■ GIVEN DATA
=====

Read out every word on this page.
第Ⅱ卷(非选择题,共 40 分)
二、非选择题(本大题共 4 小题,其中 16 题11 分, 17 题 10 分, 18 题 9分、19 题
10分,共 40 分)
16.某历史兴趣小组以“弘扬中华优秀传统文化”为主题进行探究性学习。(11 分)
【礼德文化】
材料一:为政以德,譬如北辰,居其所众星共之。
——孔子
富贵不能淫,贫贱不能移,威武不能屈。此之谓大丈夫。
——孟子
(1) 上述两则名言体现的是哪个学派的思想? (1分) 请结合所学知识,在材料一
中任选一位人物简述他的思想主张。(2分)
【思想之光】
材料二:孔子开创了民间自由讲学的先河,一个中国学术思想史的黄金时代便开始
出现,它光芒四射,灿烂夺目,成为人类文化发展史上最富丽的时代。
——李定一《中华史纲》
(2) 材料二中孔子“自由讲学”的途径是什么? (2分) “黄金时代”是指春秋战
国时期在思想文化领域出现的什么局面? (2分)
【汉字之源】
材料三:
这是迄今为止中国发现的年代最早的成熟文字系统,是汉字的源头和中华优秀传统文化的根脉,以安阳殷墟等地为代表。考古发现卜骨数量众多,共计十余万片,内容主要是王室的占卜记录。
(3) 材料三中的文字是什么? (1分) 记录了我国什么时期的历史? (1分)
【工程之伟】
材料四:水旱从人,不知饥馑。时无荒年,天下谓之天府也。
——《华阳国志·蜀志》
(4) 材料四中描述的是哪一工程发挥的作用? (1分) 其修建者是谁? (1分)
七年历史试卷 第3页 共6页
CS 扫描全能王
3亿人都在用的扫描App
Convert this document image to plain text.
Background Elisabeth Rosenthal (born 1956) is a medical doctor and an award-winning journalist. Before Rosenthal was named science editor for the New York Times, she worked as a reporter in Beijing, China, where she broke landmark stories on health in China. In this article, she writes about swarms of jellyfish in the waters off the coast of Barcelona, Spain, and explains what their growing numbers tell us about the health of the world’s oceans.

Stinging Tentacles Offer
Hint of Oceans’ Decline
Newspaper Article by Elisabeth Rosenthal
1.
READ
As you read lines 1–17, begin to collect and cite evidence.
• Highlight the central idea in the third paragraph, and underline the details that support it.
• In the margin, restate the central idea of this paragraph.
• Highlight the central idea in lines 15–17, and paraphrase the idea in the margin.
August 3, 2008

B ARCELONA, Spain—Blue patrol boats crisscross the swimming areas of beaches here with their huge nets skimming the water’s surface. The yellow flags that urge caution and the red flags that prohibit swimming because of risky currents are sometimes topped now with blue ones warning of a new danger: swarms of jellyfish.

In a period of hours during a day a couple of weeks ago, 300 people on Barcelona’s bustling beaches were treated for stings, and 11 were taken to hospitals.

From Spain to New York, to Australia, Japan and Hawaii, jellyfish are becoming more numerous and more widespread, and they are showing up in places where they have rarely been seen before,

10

=====

■ GIVEN PROBLEM
Return all of the data exactly as it reads.

■ CORRECT RESPONSE
Read out every word on this page.
第Ⅱ卷(非选择题,共 40 分)
二、非选择题(本大题共 4 小题,其中 16 题11 分, 17 题 10 分, 18 题 9分、19 题
10分,共 40 分)
16.某历史兴趣小组以“弘扬中华优秀传统文化”为主题进行探究性学习。(11 分)
【礼德文化】
材料一:为政以德,譬如北辰,居其所众星共之。
——孔子
富贵不能淫,贫贱不能移,威武不能屈。此之谓大丈夫。
——孟子
(1) 上述两则名言体现的是哪个学派的思想? (1分) 请结合所学知识,在材料一
中任选一位人物简述他的思想主张。(2分)
【思想之光】
材料二:孔子开创了民间自由讲学的先河,一个中国学术思想史的黄金时代便开始
出现,它光芒四射,灿烂夺目,成为人类文化发展史上最富丽的时代。
——李定一《中华史纲》
(2) 材料二中孔子“自由讲学”的途径是什么? (2分) “黄金时代”是指春秋战
国时期在思想文化领域出现的什么局面? (2分)
【汉字之源】
材料三:
这是迄今为止中国发现的年代最早的成熟文字系统,是汉字的源头和中华优秀传统文化的根脉,以安阳殷墟等地为代表。考古发现卜骨数量众多,共计十余万片,内容主要是王室的占卜记录。
(3) 材料三中的文字是什么? (1分) 记录了我国什么时期的历史? (1分)
【工程之伟】
材料四:水旱从人,不知饥馑。时无荒年,天下谓之天府也。
——《华阳国志·蜀志》
(4) 材料四中描述的是哪一工程发挥的作用? (1分) 其修建者是谁? (1分)
七年历史试卷 第3页 共6页
CS 扫描全能王
3亿人都在用的扫描App
Convert this document image to plain text.
Background Elisabeth Rosenthal (born 1956) is a medical doctor and an award-winning journalist. Before Rosenthal was named science editor for the New York Times, she worked as a reporter in Beijing, China, where she broke landmark stories on health in China. In this article, she writes about swarms of jellyfish in the waters off the coast of Barcelona, Spain, and explains what their growing numbers tell us about the health of the world’s oceans.

Stinging Tentacles Offer
Hint of Oceans’ Decline
Newspaper Article by Elisabeth Rosenthal
1.
READ
As you read lines 1–17, begin to collect and cite evidence.
• Highlight the central idea in the third paragraph, and underline the details that support it.
• In the margin, restate the central idea of this paragraph.
• Highlight the central idea in lines 15–17, and paraphrase the idea in the margin.
August 3, 2008

B ARCELONA, Spain—Blue patrol boats crisscross the swimming areas of beaches here with their huge nets skimming the water’s surface. The yellow flags that urge caution and the red flags that prohibit swimming because of risky currents are sometimes topped now with blue ones warning of a new danger: swarms of jellyfish.

In a period of hours during a day a couple of weeks ago, 300 people on Barcelona’s bustling beaches were treated for stings, and 11 were taken to hospitals.

From Spain to New York, to Australia, Japan and Hawaii, jellyfish are becoming more numerous and more widespread, and they are showing up in places where they have rarely been seen before,

10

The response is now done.